(Data entries)
____

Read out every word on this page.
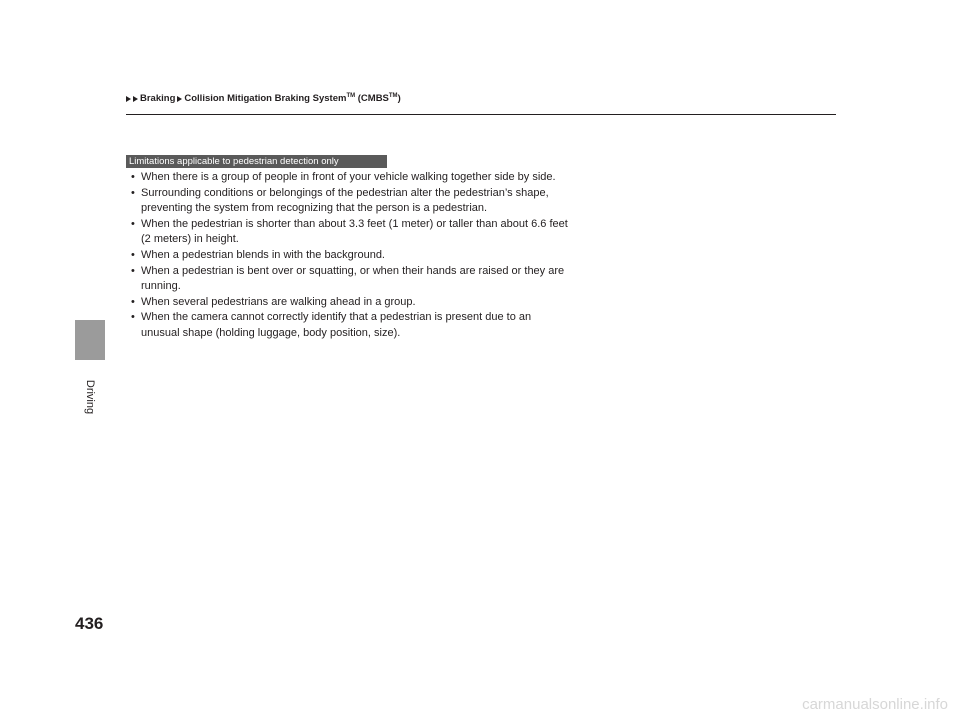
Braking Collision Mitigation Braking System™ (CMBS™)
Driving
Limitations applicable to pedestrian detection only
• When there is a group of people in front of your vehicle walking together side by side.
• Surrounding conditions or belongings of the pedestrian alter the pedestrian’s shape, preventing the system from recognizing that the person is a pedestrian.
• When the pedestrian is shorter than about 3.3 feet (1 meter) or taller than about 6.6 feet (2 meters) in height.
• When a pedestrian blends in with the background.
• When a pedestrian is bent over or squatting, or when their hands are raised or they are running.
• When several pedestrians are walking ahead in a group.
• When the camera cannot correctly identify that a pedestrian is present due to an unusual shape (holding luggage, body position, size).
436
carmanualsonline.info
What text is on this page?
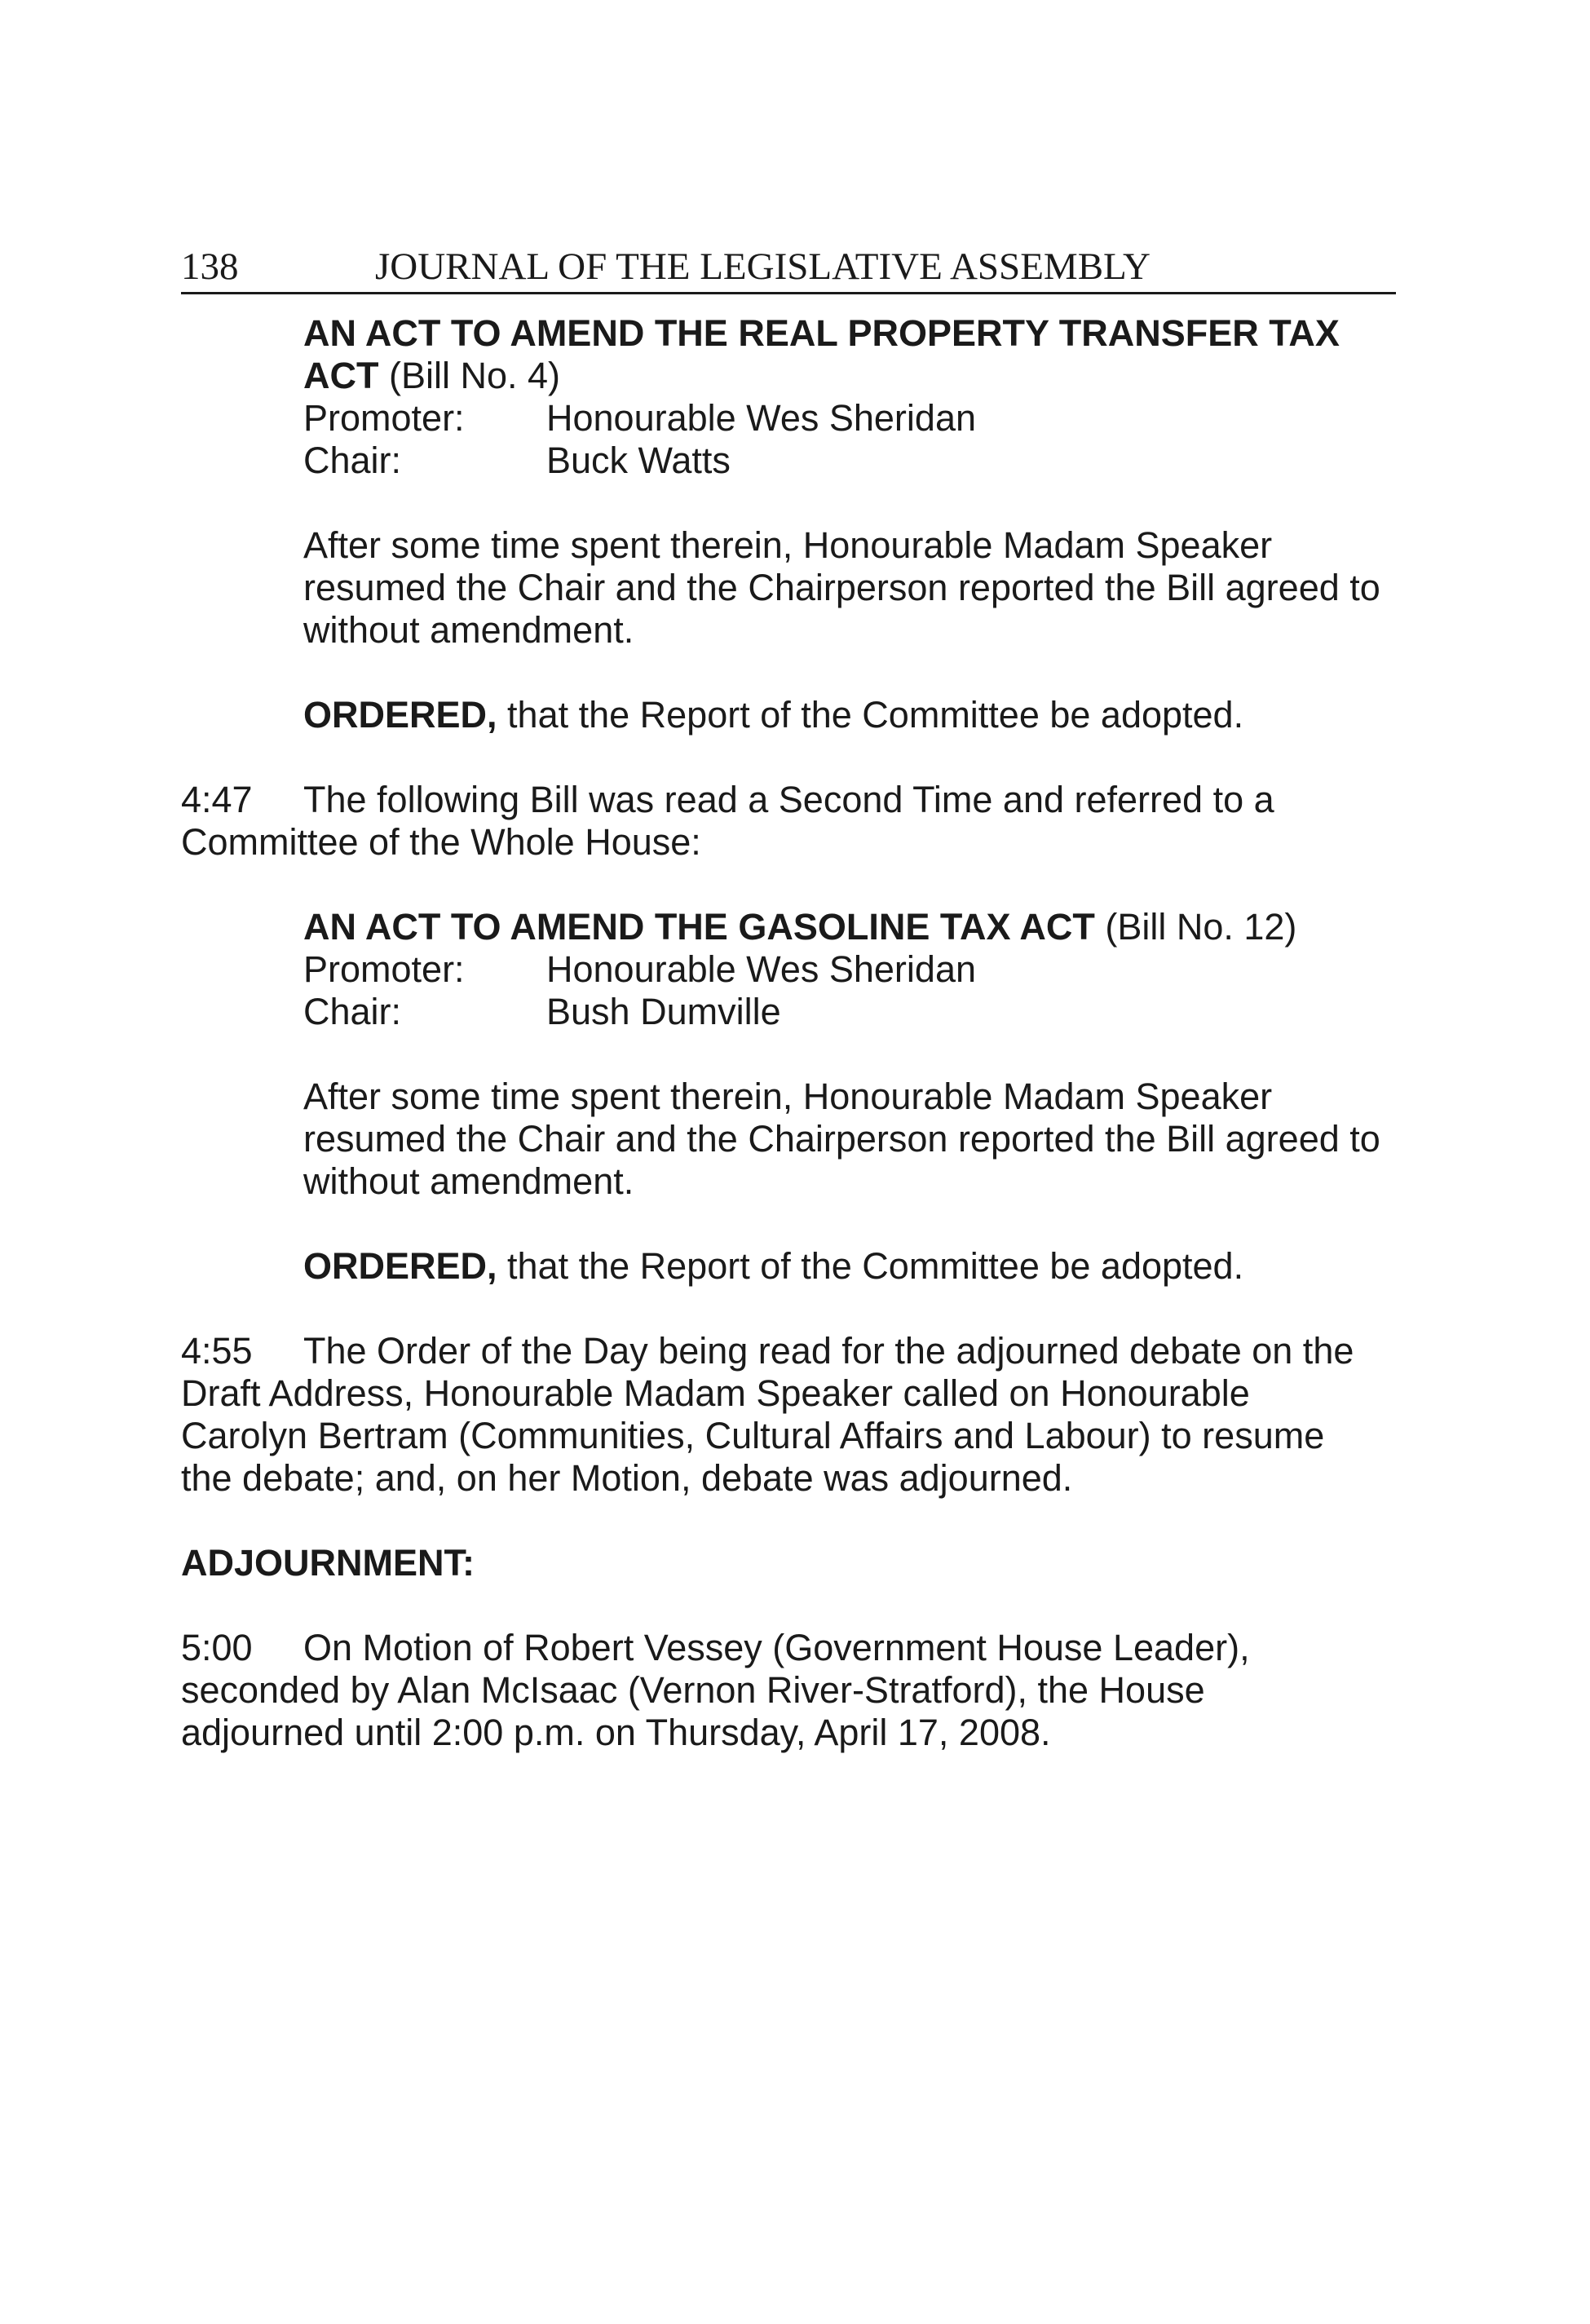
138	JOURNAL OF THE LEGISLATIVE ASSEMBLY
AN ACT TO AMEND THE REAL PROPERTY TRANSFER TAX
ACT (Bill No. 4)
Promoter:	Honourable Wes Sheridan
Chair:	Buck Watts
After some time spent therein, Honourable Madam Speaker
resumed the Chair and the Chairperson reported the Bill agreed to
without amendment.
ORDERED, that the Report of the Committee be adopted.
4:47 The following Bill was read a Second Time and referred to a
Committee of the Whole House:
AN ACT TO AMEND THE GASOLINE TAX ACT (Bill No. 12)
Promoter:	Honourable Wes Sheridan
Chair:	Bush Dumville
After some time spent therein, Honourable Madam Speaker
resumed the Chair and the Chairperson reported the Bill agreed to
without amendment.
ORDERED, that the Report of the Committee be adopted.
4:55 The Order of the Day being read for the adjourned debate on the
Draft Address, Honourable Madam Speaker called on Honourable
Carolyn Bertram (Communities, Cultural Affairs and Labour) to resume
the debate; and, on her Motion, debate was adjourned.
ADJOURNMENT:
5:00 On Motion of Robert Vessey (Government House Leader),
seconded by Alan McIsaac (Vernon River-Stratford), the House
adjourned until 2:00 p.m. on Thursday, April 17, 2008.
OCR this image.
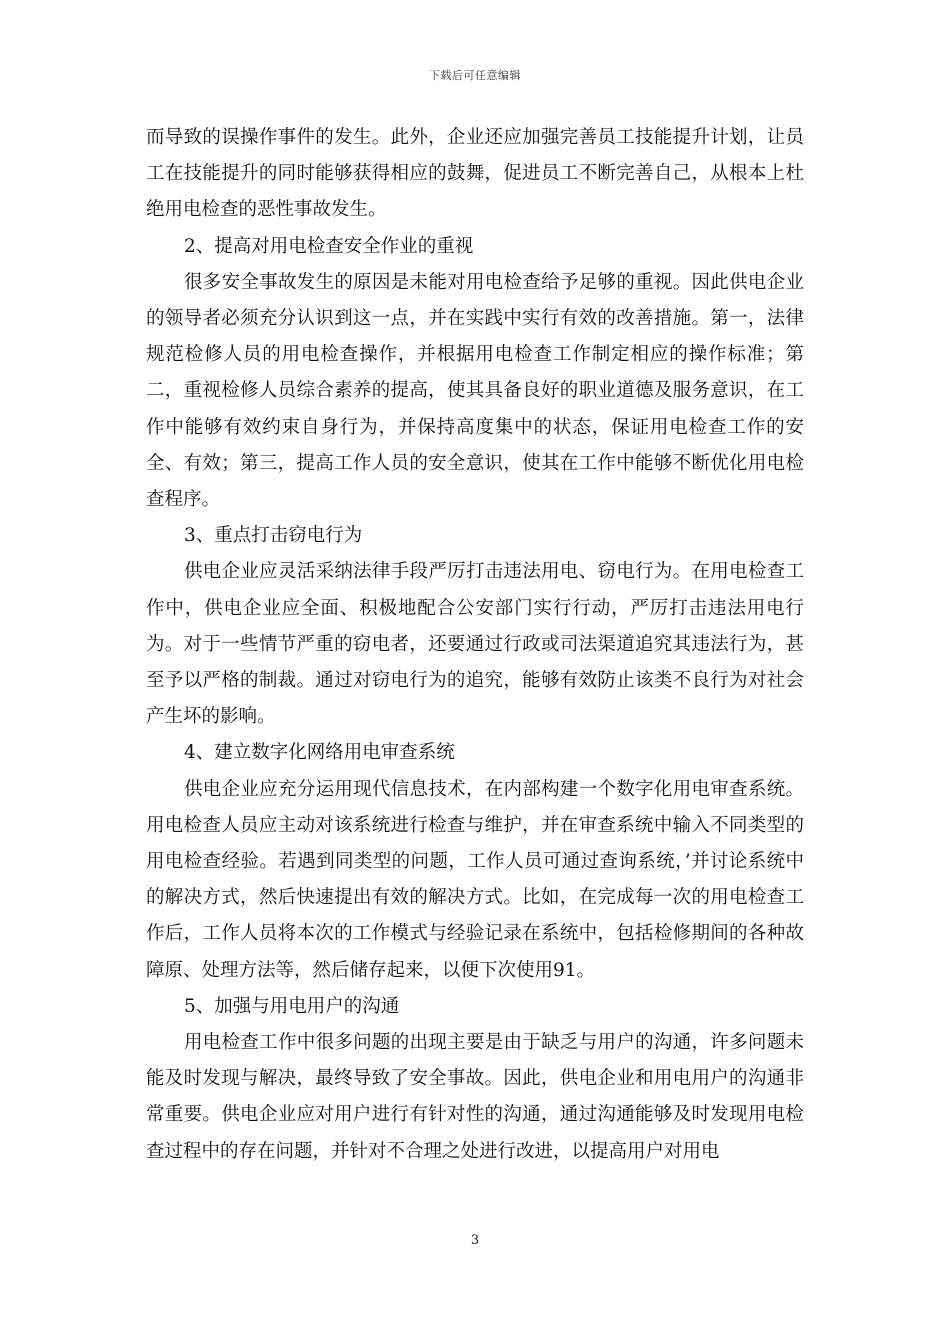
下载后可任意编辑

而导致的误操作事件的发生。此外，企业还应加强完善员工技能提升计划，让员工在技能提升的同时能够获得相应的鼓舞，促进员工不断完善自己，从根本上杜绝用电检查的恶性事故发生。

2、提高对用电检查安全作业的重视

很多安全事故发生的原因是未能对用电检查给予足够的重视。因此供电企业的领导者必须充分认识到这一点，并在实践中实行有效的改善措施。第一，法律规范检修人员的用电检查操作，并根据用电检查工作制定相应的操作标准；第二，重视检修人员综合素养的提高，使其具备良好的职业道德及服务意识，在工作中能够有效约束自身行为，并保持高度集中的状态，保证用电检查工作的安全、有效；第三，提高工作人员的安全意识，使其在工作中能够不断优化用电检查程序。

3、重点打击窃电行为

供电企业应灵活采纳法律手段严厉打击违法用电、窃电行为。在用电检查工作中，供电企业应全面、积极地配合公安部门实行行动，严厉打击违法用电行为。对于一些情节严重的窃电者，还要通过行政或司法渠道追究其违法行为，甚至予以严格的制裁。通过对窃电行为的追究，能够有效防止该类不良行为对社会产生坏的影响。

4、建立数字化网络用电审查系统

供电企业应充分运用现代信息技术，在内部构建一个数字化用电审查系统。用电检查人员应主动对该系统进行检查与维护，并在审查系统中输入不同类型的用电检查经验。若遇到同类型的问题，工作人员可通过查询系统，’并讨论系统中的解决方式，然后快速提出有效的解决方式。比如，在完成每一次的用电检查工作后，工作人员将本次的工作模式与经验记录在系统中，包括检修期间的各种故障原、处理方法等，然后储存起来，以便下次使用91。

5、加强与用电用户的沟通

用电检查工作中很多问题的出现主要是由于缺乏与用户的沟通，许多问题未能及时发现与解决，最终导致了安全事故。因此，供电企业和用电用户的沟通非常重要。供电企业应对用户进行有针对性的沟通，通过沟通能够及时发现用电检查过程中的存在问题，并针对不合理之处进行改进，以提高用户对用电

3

____

◆ **WHAT IS REQUIRED**
Of the lines in the material, how many include "debate"? Respond with the number alone.

◆ **SOLUTION TO THE EXERCISE**
2